[begin Material supplied]
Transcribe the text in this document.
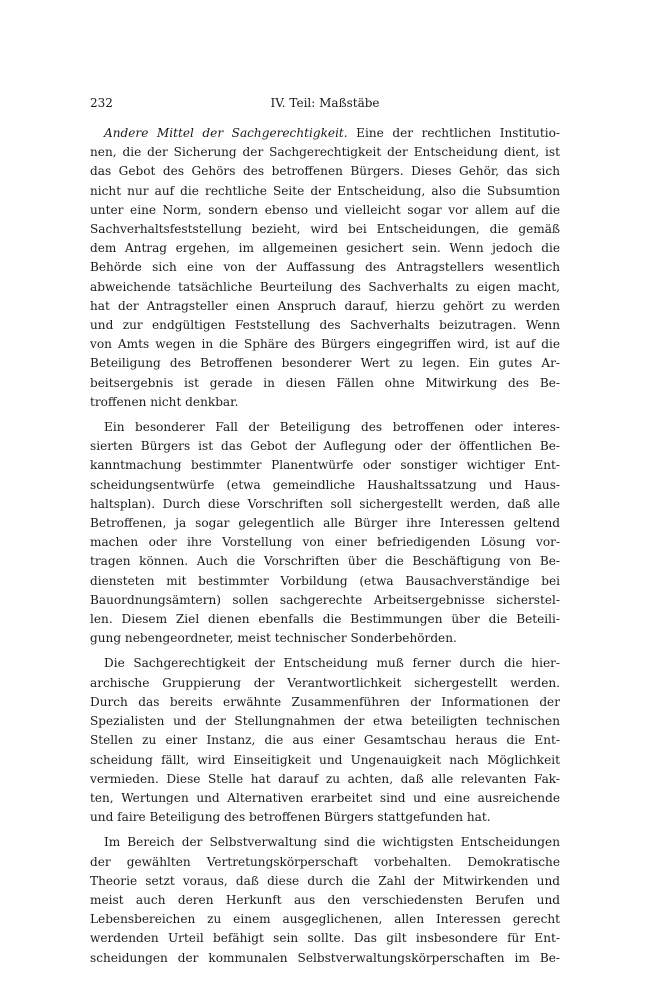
232	IV. Teil: Maßstäbe

Andere Mittel der Sachgerechtigkeit. Eine der rechtlichen Institutio-
nen, die der Sicherung der Sachgerechtigkeit der Entscheidung dient, ist
das Gebot des Gehörs des betroffenen Bürgers. Dieses Gehör, das sich
nicht nur auf die rechtliche Seite der Entscheidung, also die Subsumtion
unter eine Norm, sondern ebenso und vielleicht sogar vor allem auf die
Sachverhaltsfeststellung bezieht, wird bei Entscheidungen, die gemäß
dem Antrag ergehen, im allgemeinen gesichert sein. Wenn jedoch die
Behörde sich eine von der Auffassung des Antragstellers wesentlich
abweichende tatsächliche Beurteilung des Sachverhalts zu eigen macht,
hat der Antragsteller einen Anspruch darauf, hierzu gehört zu werden
und zur endgültigen Feststellung des Sachverhalts beizutragen. Wenn
von Amts wegen in die Sphäre des Bürgers eingegriffen wird, ist auf die
Beteiligung des Betroffenen besonderer Wert zu legen. Ein gutes Ar-
beitsergebnis ist gerade in diesen Fällen ohne Mitwirkung des Be-
troffenen nicht denkbar.

Ein besonderer Fall der Beteiligung des betroffenen oder interes-
sierten Bürgers ist das Gebot der Auflegung oder der öffentlichen Be-
kanntmachung bestimmter Planentwürfe oder sonstiger wichtiger Ent-
scheidungsentwürfe (etwa gemeindliche Haushaltssatzung und Haus-
haltsplan). Durch diese Vorschriften soll sichergestellt werden, daß alle
Betroffenen, ja sogar gelegentlich alle Bürger ihre Interessen geltend
machen oder ihre Vorstellung von einer befriedigenden Lösung vor-
tragen können. Auch die Vorschriften über die Beschäftigung von Be-
diensteten mit bestimmter Vorbildung (etwa Bausachverständige bei
Bauordnungsämtern) sollen sachgerechte Arbeitsergebnisse sicherstel-
len. Diesem Ziel dienen ebenfalls die Bestimmungen über die Beteili-
gung nebengeordneter, meist technischer Sonderbehörden.

Die Sachgerechtigkeit der Entscheidung muß ferner durch die hier-
archische Gruppierung der Verantwortlichkeit sichergestellt werden.
Durch das bereits erwähnte Zusammenführen der Informationen der
Spezialisten und der Stellungnahmen der etwa beteiligten technischen
Stellen zu einer Instanz, die aus einer Gesamtschau heraus die Ent-
scheidung fällt, wird Einseitigkeit und Ungenauigkeit nach Möglichkeit
vermieden. Diese Stelle hat darauf zu achten, daß alle relevanten Fak-
ten, Wertungen und Alternativen erarbeitet sind und eine ausreichende
und faire Beteiligung des betroffenen Bürgers stattgefunden hat.

Im Bereich der Selbstverwaltung sind die wichtigsten Entscheidungen
der gewählten Vertretungskörperschaft vorbehalten. Demokratische
Theorie setzt voraus, daß diese durch die Zahl der Mitwirkenden und
meist auch deren Herkunft aus den verschiedensten Berufen und
Lebensbereichen zu einem ausgeglichenen, allen Interessen gerecht
werdenden Urteil befähigt sein sollte. Das gilt insbesondere für Ent-
scheidungen der kommunalen Selbstverwaltungskörperschaften im Be-
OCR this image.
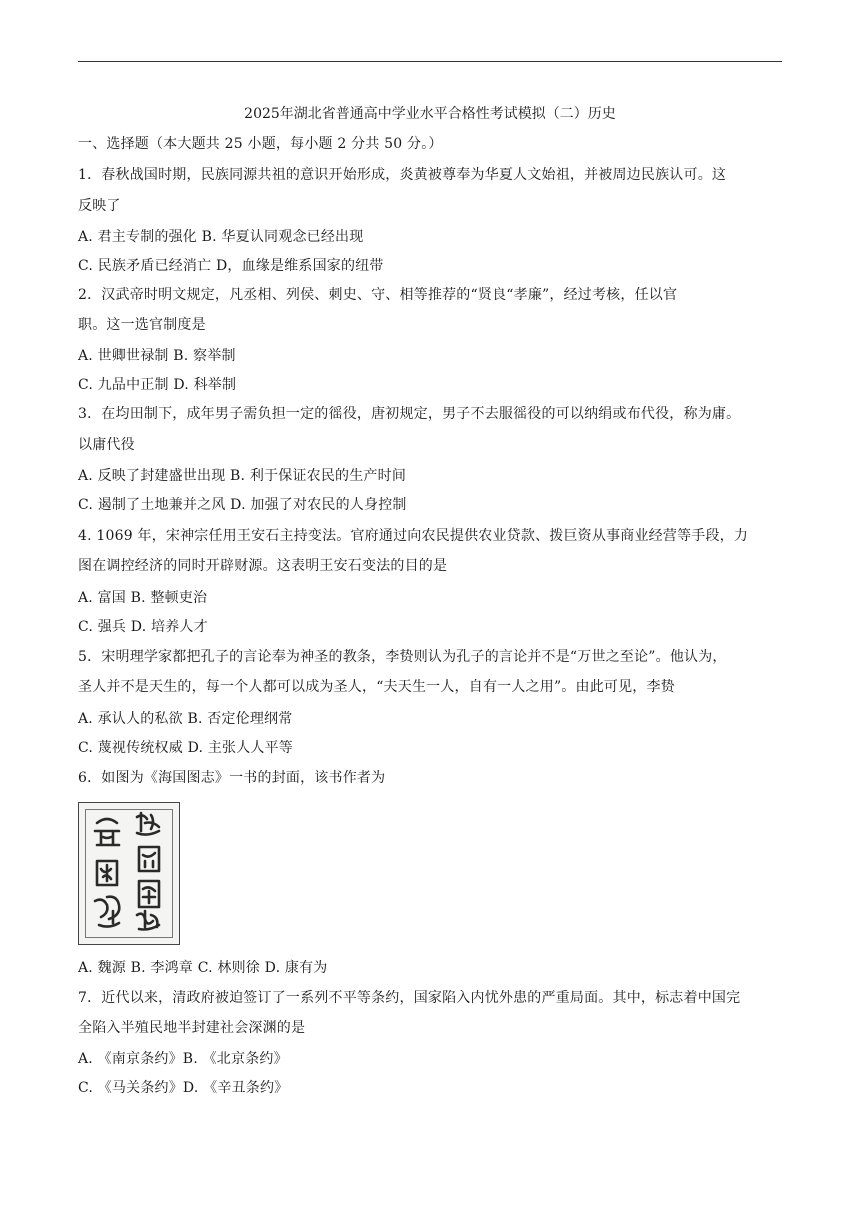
2025年湖北省普通高中学业水平合格性考试模拟（二）历史
一、选择题（本大题共 25 小题，每小题 2 分共 50 分。）
1．春秋战国时期，民族同源共祖的意识开始形成，炎黄被尊奉为华夏人文始祖，并被周边民族认可。这
反映了
A. 君主专制的强化 B. 华夏认同观念已经出现
C. 民族矛盾已经消亡 D，血缘是维系国家的纽带
2．汉武帝时明文规定，凡丞相、列侯、刺史、守、相等推荐的“贤良“孝廉”，经过考核，任以官
职。这一选官制度是
A. 世卿世禄制 B. 察举制
C. 九品中正制 D. 科举制
3．在均田制下，成年男子需负担一定的徭役，唐初规定，男子不去服徭役的可以纳绢或布代役，称为庸。
以庸代役
A. 反映了封建盛世出现 B. 利于保证农民的生产时间
C. 遏制了土地兼并之风 D. 加强了对农民的人身控制
4. 1069 年，宋神宗任用王安石主持变法。官府通过向农民提供农业贷款、拨巨资从事商业经营等手段，力
图在调控经济的同时开辟财源。这表明王安石变法的目的是
A. 富国 B. 整顿吏治
C. 强兵 D. 培养人才
5．宋明理学家都把孔子的言论奉为神圣的教条，李贽则认为孔子的言论并不是“万世之至论”。他认为，
圣人并不是天生的，每一个人都可以成为圣人，“夫天生一人，自有一人之用”。由此可见，李贽
A. 承认人的私欲 B. 否定伦理纲常
C. 蔑视传统权威 D. 主张人人平等
6．如图为《海国图志》一书的封面，该书作者为
A. 魏源 B. 李鸿章 C. 林则徐 D. 康有为
7．近代以来，清政府被迫签订了一系列不平等条约，国家陷入内忧外患的严重局面。其中，标志着中国完
全陷入半殖民地半封建社会深渊的是
A. 《南京条约》B. 《北京条约》
C. 《马关条约》D. 《辛丑条约》
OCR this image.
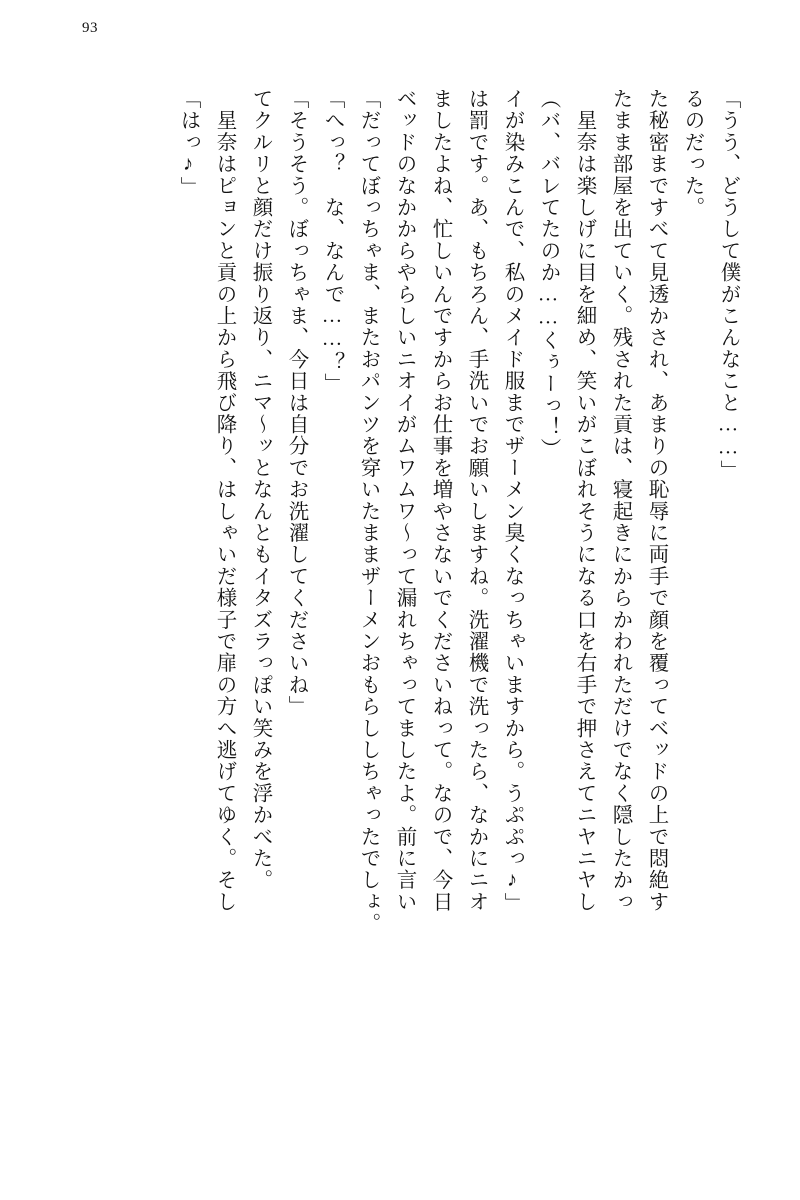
93

「うう、どうして僕がこんなこと……」

るのだった。

た秘密まですべて見透かされ、あまりの恥辱に両手で顔を覆ってベッドの上で悶絶す

たまま部屋を出ていく。残された貢は、寝起きにからかわれただけでなく隠したかっ

　星奈は楽しげに目を細め、笑いがこぼれそうになる口を右手で押さえてニヤニヤし

（バ、バレてたのか……くぅーっ！）

イが染みこんで、私のメイド服までザーメン臭くなっちゃいますから。うぷぷっ♪」

は罰です。あ、もちろん、手洗いでお願いしますね。洗濯機で洗ったら、なかにニオ

ましたよね、忙しいんですからお仕事を増やさないでくださいねって。なので、今日

ベッドのなかからやらしいニオイがムワムワ〜って漏れちゃってましたよ。前に言い

「だってぼっちゃま、またおパンツを穿いたままザーメンおもらししちゃったでしょ。

「へっ？　な、なんで……？」

「そうそう。ぼっちゃま、今日は自分でお洗濯してくださいね」

てクルリと顔だけ振り返り、ニマ〜ッとなんともイタズラっぽい笑みを浮かべた。

　星奈はピョンと貢の上から飛び降り、はしゃいだ様子で扉の方へ逃げてゆく。そし

「はっ♪」
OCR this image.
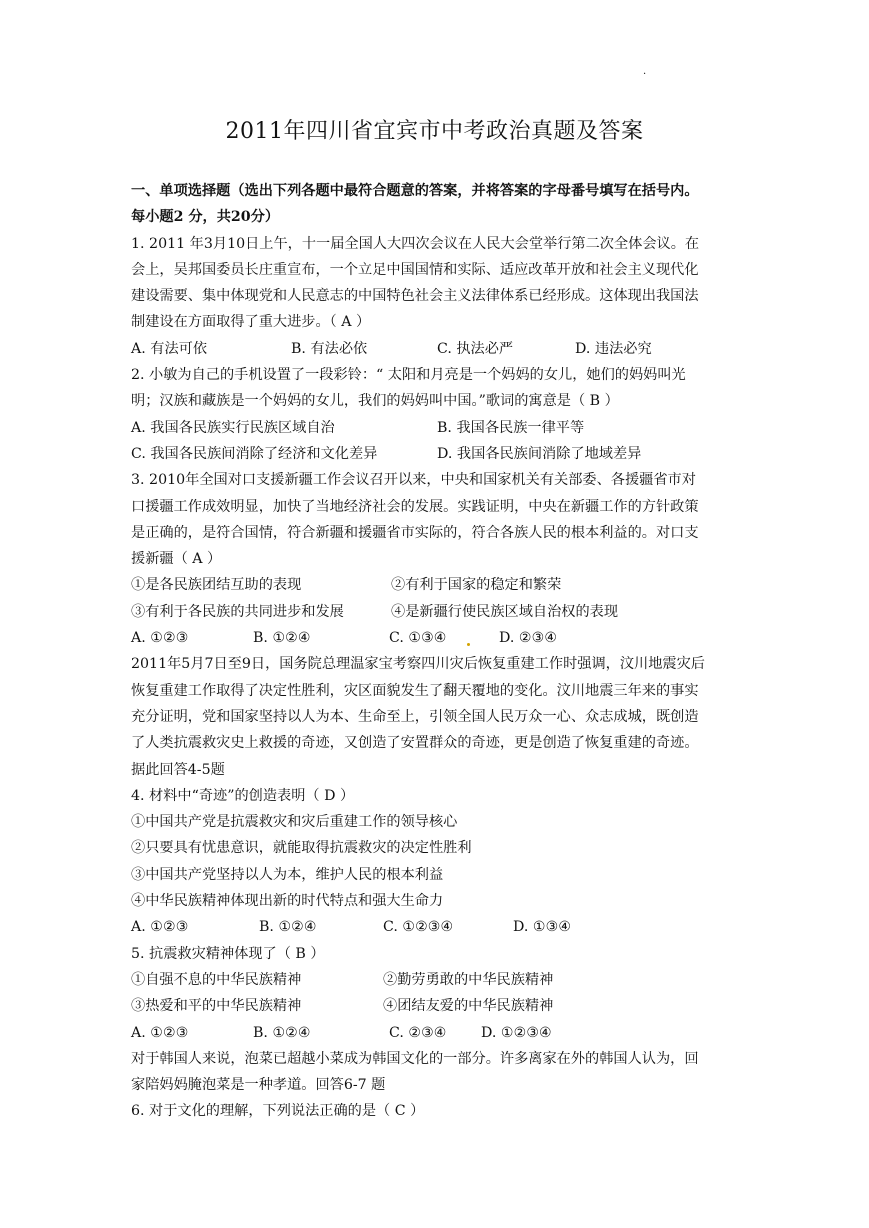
.
2011年四川省宜宾市中考政治真题及答案
一、单项选择题（选出下列各题中最符合题意的答案，并将答案的字母番号填写在括号内。
每小题2 分，共20分）
1. 2011 年3月10日上午，十一届全国人大四次会议在人民大会堂举行第二次全体会议。在
会上，吴邦国委员长庄重宣布，一个立足中国国情和实际、适应改革开放和社会主义现代化
建设需要、集中体现党和人民意志的中国特色社会主义法律体系已经形成。这体现出我国法
制建设在方面取得了重大进步。（ A ）
A. 有法可依	B. 有法必依	C. 执法必严	D. 违法必究
2. 小敏为自己的手机设置了一段彩铃：“ 太阳和月亮是一个妈妈的女儿，她们的妈妈叫光
明；汉族和藏族是一个妈妈的女儿，我们的妈妈叫中国。”歌词的寓意是（ B ）
A. 我国各民族实行民族区域自治	B. 我国各民族一律平等
C. 我国各民族间消除了经济和文化差异	D. 我国各民族间消除了地域差异
3. 2010年全国对口支援新疆工作会议召开以来，中央和国家机关有关部委、各援疆省市对
口援疆工作成效明显，加快了当地经济社会的发展。实践证明，中央在新疆工作的方针政策
是正确的，是符合国情，符合新疆和援疆省市实际的，符合各族人民的根本利益的。对口支
援新疆（ A ）
①是各民族团结互助的表现	②有利于国家的稳定和繁荣
③有利于各民族的共同进步和发展	④是新疆行使民族区域自治权的表现
A. ①②③	B. ①②④	C. ①③④	D. ②③④
2011年5月7日至9日，国务院总理温家宝考察四川灾后恢复重建工作时强调，汶川地震灾后
恢复重建工作取得了决定性胜利，灾区面貌发生了翻天覆地的变化。汶川地震三年来的事实
充分证明，党和国家坚持以人为本、生命至上，引领全国人民万众一心、众志成城，既创造
了人类抗震救灾史上救援的奇迹，又创造了安置群众的奇迹，更是创造了恢复重建的奇迹。
据此回答4-5题
4. 材料中“奇迹”的创造表明（ D ）
①中国共产党是抗震救灾和灾后重建工作的领导核心
②只要具有忧患意识，就能取得抗震救灾的决定性胜利
③中国共产党坚持以人为本，维护人民的根本利益
④中华民族精神体现出新的时代特点和强大生命力
A. ①②③	B. ①②④	C. ①②③④	D. ①③④
5. 抗震救灾精神体现了（ B ）
①自强不息的中华民族精神	②勤劳勇敢的中华民族精神
③热爱和平的中华民族精神	④团结友爱的中华民族精神
A. ①②③	B. ①②④	C. ②③④ D. ①②③④
对于韩国人来说，泡菜已超越小菜成为韩国文化的一部分。许多离家在外的韩国人认为，回
家陪妈妈腌泡菜是一种孝道。回答6-7 题
6. 对于文化的理解，下列说法正确的是（ C ）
[end Material supplied]
### [Directions]
In the entries above, locate every line with the word "nicht" and copy it.

### [Result of this exercise]
nicht nur auf die rechtliche Seite der Entscheidung, also die Subsumtion
troffenen nicht denkbar.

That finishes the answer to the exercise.